===== Data =====

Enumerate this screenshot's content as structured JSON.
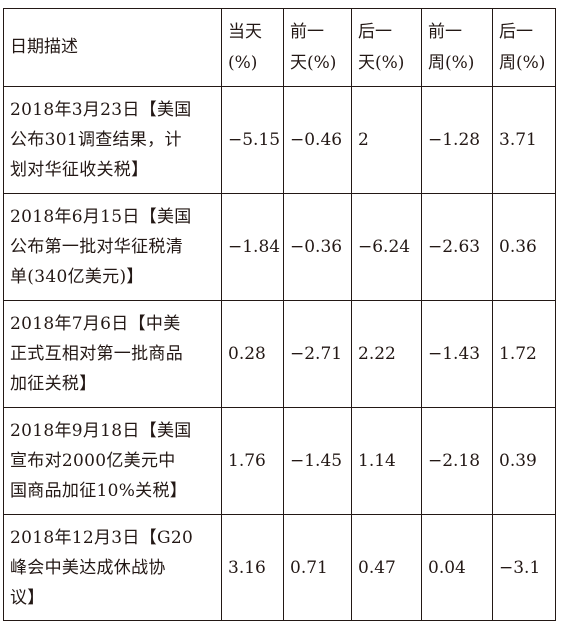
{
  "headers": [
    {
      "line1": "日期描述",
      "line2": ""
    },
    {
      "line1": "当天",
      "line2": "(%)"
    },
    {
      "line1": "前一",
      "line2": "天(%)"
    },
    {
      "line1": "后一",
      "line2": "天(%)"
    },
    {
      "line1": "前一",
      "line2": "周(%)"
    },
    {
      "line1": "后一",
      "line2": "周(%)"
    }
  ],
  "rows": [
    {
      "desc_lines": [
        "2018年3月23日【美国",
        "公布301调查结果，计",
        "划对华征收关税】"
      ],
      "same_day": "−5.15",
      "prev_day": "−0.46",
      "next_day": "2",
      "prev_week": "−1.28",
      "next_week": "3.71"
    },
    {
      "desc_lines": [
        "2018年6月15日【美国",
        "公布第一批对华征税清",
        "单(340亿美元)】"
      ],
      "same_day": "−1.84",
      "prev_day": "−0.36",
      "next_day": "−6.24",
      "prev_week": "−2.63",
      "next_week": "0.36"
    },
    {
      "desc_lines": [
        "2018年7月6日【中美",
        "正式互相对第一批商品",
        "加征关税】"
      ],
      "same_day": "0.28",
      "prev_day": "−2.71",
      "next_day": "2.22",
      "prev_week": "−1.43",
      "next_week": "1.72"
    },
    {
      "desc_lines": [
        "2018年9月18日【美国",
        "宣布对2000亿美元中",
        "国商品加征10%关税】"
      ],
      "same_day": "1.76",
      "prev_day": "−1.45",
      "next_day": "1.14",
      "prev_week": "−2.18",
      "next_week": "0.39"
    },
    {
      "desc_lines": [
        "2018年12月3日【G20",
        "峰会中美达成休战协",
        "议】"
      ],
      "same_day": "3.16",
      "prev_day": "0.71",
      "next_day": "0.47",
      "prev_week": "0.04",
      "next_week": "−3.1"
    }
  ]
}
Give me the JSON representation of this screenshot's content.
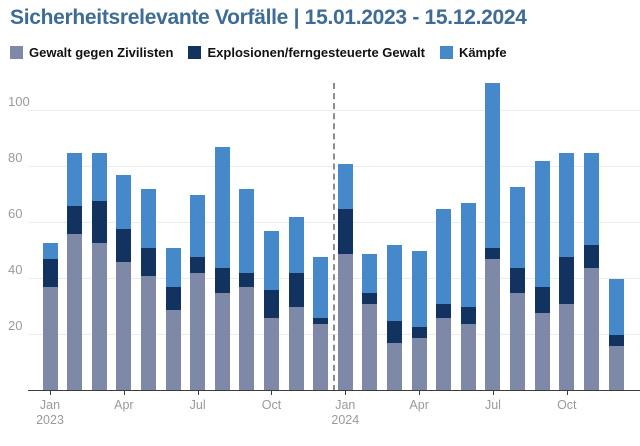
{
  "chart_data": {
    "type": "bar",
    "stacked": true,
    "title": "Sicherheitsrelevante Vorfälle | 15.01.2023 - 15.12.2024",
    "categories": [
      "Jan 2023",
      "Feb 2023",
      "Mar 2023",
      "Apr 2023",
      "May 2023",
      "Jun 2023",
      "Jul 2023",
      "Aug 2023",
      "Sep 2023",
      "Oct 2023",
      "Nov 2023",
      "Dec 2023",
      "Jan 2024",
      "Feb 2024",
      "Mar 2024",
      "Apr 2024",
      "May 2024",
      "Jun 2024",
      "Jul 2024",
      "Aug 2024",
      "Sep 2024",
      "Oct 2024",
      "Nov 2024",
      "Dec 2024"
    ],
    "series": [
      {
        "name": "Gewalt gegen Zivilisten",
        "color": "#7E89A7",
        "values": [
          37,
          56,
          53,
          46,
          41,
          29,
          42,
          35,
          37,
          26,
          30,
          24,
          49,
          31,
          17,
          19,
          26,
          24,
          47,
          35,
          28,
          31,
          44,
          16
        ]
      },
      {
        "name": "Explosionen/ferngesteuerte Gewalt",
        "color": "#12335F",
        "values": [
          10,
          10,
          15,
          12,
          10,
          8,
          6,
          9,
          5,
          10,
          12,
          2,
          16,
          4,
          8,
          4,
          5,
          6,
          4,
          9,
          9,
          17,
          8,
          4
        ]
      },
      {
        "name": "Kämpfe",
        "color": "#4689CB",
        "values": [
          6,
          19,
          17,
          19,
          21,
          14,
          22,
          43,
          30,
          21,
          20,
          22,
          16,
          14,
          27,
          27,
          34,
          37,
          59,
          29,
          45,
          37,
          33,
          20
        ]
      }
    ],
    "totals": [
      53,
      85,
      85,
      77,
      72,
      51,
      70,
      87,
      72,
      57,
      62,
      48,
      81,
      49,
      52,
      50,
      65,
      67,
      110,
      73,
      82,
      85,
      85,
      40
    ],
    "ylim": [
      0,
      110
    ],
    "yticks": [
      20,
      40,
      60,
      80,
      100
    ],
    "xticks": [
      {
        "index": 0,
        "label": "Jan",
        "year": "2023"
      },
      {
        "index": 3,
        "label": "Apr",
        "year": ""
      },
      {
        "index": 6,
        "label": "Jul",
        "year": ""
      },
      {
        "index": 9,
        "label": "Oct",
        "year": ""
      },
      {
        "index": 12,
        "label": "Jan",
        "year": "2024"
      },
      {
        "index": 15,
        "label": "Apr",
        "year": ""
      },
      {
        "index": 18,
        "label": "Jul",
        "year": ""
      },
      {
        "index": 21,
        "label": "Oct",
        "year": ""
      }
    ],
    "divider_after_index": 11,
    "grid": true,
    "legend_position": "top",
    "xlabel": "",
    "ylabel": ""
  },
  "style": {
    "title_color": "#3E6C96",
    "legend_text_color": "#111111",
    "axis_text_color": "#9A9A9A",
    "grid_color": "#ECECEC",
    "axis_line_color": "#3C3C3C",
    "divider_color": "#8C8C8C",
    "background": "#FFFFFF"
  }
}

=====

Short task.
Exactly how many lines in the data above contain the word "screenshot"? Respond with the number and nothing more.

Result of this task.
2